-- Begin DATA TO USE --
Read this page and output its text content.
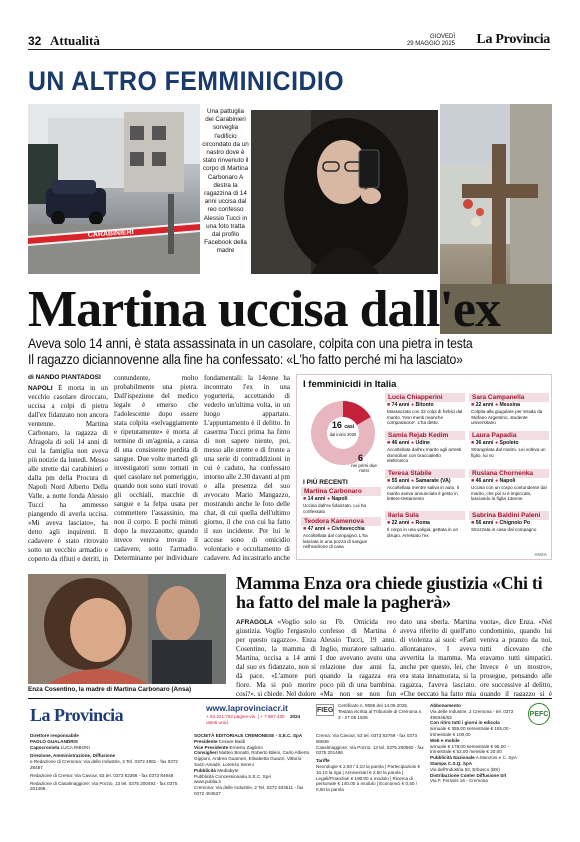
32 Attualità	GIOVEDÌ
29 MAGGIO 2025 La Provincia
UN ALTRO FEMMINICIDIO
CARABINIERI
Una pattuglia dei Carabinieri sorveglia l'edificio circondato da un nastro dove è stato rinvenuto il corpo di Martina Carbonaro A destra la ragazzina di 14 anni uccisa dal reo confesso Alessio Tucci in una foto tratta dal profilo Facebook della madre
Martina uccisa dall'ex
Aveva solo 14 anni, è stata assassinata in un casolare, colpita con una pietra in testa
Il ragazzo diciannovenne alla fine ha confessato: «L'ho fatto perché mi ha lasciato»
di NANDO PIANTADOSI
NAPOLI È morta in un vecchio casolare diroccato, uccisa a colpi di pietra dall'ex fidanzato non ancora ventenne. Martina Carbonaro, la ragazza di Afragola di soli 14 anni di cui la famiglia non aveva più notizie da lunedì. Messo alle strette dai carabinieri e dalla pm della Procura di Napoli Nord Alberto Della Valle, a notte fonda Alessio Tucci ha ammesso piangendo di averla uccisa. «Mi aveva lasciato», ha detto agli inquirenti. Il cadavere è stato ritrovato sotto un vecchio armadio e coperto da rifiuti e detriti, in
contundente, molto probabilmente una pietra. Dall'ispezione del medico legale è emerso che l'adolescente dopo essere stata colpita «selvaggiamente e ripetutamente» è morta al termine di un'agonia, a causa di una consistente perdita di sangue. Due volte martedì gli investigatori sono tornati in quel casolare nel pomeriggio, quando non sono stati trovati gli occhiali, macchie di sangue e la felpa usata per commettere l'assassinio, ma non il corpo. E pochi minuti dopo la mezzanotte, quando invece veniva trovato il cadavere, sotto l'armadio. Determinante per individuare
fondamentali: la 14enne ha incontrato l'ex in una yogurteria, accettando di vederlo un'ultima volta, in un luogo appartato. L'appuntamento è il delitto. In caserma Tucci prima ha finto di non sapere niente, poi, messo alle strette e di fronte a una serie di contraddizioni in cui è caduto, ha confessato intorno alle 2.30 davanti al pm e alla presenza del suo avvocato Mario Mangazzo, mostrando anche le foto delle chat, di cui quella dell'ultimo giorno, il che con cui ha fatto il suo incidente. Per lui le accuse sono di omicidio volontario e occultamento di cadavere. Ad incastrarlo anche
I femminicidi in Italia
16 casi
dal inizio 2025
6
nei primi due mesi
I PIÙ RECENTI
Lucia Chiapperini
■ 74 anni ● Bitonto
Massacrata con 22 colpi di forbici dal marito. 'Non meriti neanche compassione'. L'ha detto.
Sara Campanella
■ 22 anni ● Messina
Colpita alla giugulare per strada da Stefano Argentino, studente universitario
Samia Rejab Kedim
■ 46 anni ● Udine
Accoltellata dall'ex marito agli arresti domiciliari con braccialetto elettronico
Laura Papadia
■ 36 anni ● Spoleto
Strangolata dal marito. Lei voleva un figlio, lui no
Martina Carbonaro
■ 14 anni ● Napoli
Uccisa dall'ex fidanzato. Lui ha confessato
Teresa Stabile
■ 55 anni ● Samarate (VA)
Accoltellata mentre saliva in auto. Il marito aveva annunciato il gesto in lettere-testamento
Ruslana Chornenka
■ 46 anni ● Napoli
Uccisa con un corpo contundente dal marito, che poi si è impiccato, lasciando la figlia 13enne
Teodora Kamenova
■ 47 anni ● Civitavecchia
Accoltellata dal compagno. L'ha lasciata in una pozza di sangue nell'androne di casa
Ilaria Sula
■ 22 anni ● Roma
Il corpo in una valigia, gettata in un dirupo. Arrestato l'ex
Sabrina Baldini Paleni
■ 56 anni ● Chignolo Po
Strozzata in casa dal compagno
ANSA
Enza Cosentino, la madre di Martina Carbonaro (Ansa)
Mamma Enza ora chiede giustizia «Chi ti ha fatto del male la pagherà»
AFRAGOLA «Voglio solo giustizia. Voglio l'ergastolo per questo ragazzo». Enza Cosentino, la mamma di Martina, uccisa a 14 anni dal suo ex fidanzato, non si dà pace. «L'amore puri fiore. Ma si può morire così?», si chiede. Nel dolore
su Fb. Omicida reo confesso di Martina è Alessio Tucci, 19 anni. Inglio, muratore saltuario. I due avevano avuto una relazione due anni fa, quando la ragazza era poco più di una bambina. «Ma non se non fun
dato una sberla. Martina aveva riferito di quell'atto di violenza ai suoi: «Fatti allontanare». I aveva avvertita la mamma. Ma anche per questo, lei, che era stata innamorata, si la ragazza, l'aveva lasciato. «Che peccato ha fatto mia
vuota», dice Enza. «Nel condominio, quando lui veniva a pranzo da noi, tutti dicevano che eravamo tutti simpatici. Invece è un mostro», prosegue, pensando alle ore successive al delitto, quando il ragazzo si è
La Provincia
Direttore responsabile
PAOLO GUALANDRIS
Capocronista LUCA RIBONI
Direzione, Amministrazione, Diffusione
e Redazione di Cremona: Via delle Industrie, 2 Tel. 0372 4981 - fax 0372 28487
Redazione di Crema: Via Cavour, 53 tel. 0373 82368 - fax 0373 84948
Redazione di Casalmaggiore: Via Porzio, 13 tel. 0375 200492 - fax 0375 201466
www.laprovinciacr.it
+ 64.221.762 pagine-vis. | + 7.867.430 utenti unici
2024
SOCIETÀ EDITORIALE CREMONESE - S.E.C. SpA
Presidente Cesare Baldi
Vice Presidente Ernesto Zaglioni
Consiglieri Matteo Bonatti, Roberto Bileni, Carlo Alberto Gipponi, Andrea Guarneri, Elisabetta Guazzi, Vittorio Sarzi Amadè, Lorenzo Sereni
Pubblicità Mediabyte
Pubblicità Concessionaria S.E.C. SpA
www.publia.it
Cremona: Via delle Industrie, 2 Tel. 0372 404511 - fax 0372 404527
FIEG
Certificato n. 9085 del 14.05.2025
Testata iscritta al Tribunale di Cremona n. 3 - 27 05 1948
Crema: Via Cavour, 53 tel. 0373 82769 - fax 0373 80848
Casalmaggiore: Via Porzio, 13 tel. 0375 200560 - fax 0375 201466
Tariffe
Necrologie € 2,50 / 3,10 la parola | Partecipazioni € 10,10 la riga | Anniversari € 2,50 la parola | Legali/Finanziari € 190,00 a modulo | Ricerca di personale € 140,00 a modulo | Economici € 0,50 / 0,50 la parola
Abbonamento
Via delle Industrie, 2 Cremona - tel. 0372 498345/63
Con ritiro tutti i giorni in edicola
annuale € 355,00 semestrale € 185,00 - trimestrale € 100,00
Web e mobile
annuale € 179,00 semestrale € 95,00 - trimestrale € 52,00 mensile € 20,00
Pubblicità Nazionale A.Manzoni e C. SpA
Stampa C.S.Q. SpA
Via dell'Industria 52, Erbusco (BS)
Distribuzione Conter Diffusione Srl
Via F. Ferraris 16 - Cremona
PEFC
-- End DATA TO USE --
SHORT EXERCISE: Which lines include the word "trimestrale"? Copy every one of them.

OUTPUT:
annuale € 355,00 semestrale € 185,00 - trimestrale € 100,00
annuale € 179,00 semestrale € 95,00 - trimestrale € 52,00 mensile € 20,00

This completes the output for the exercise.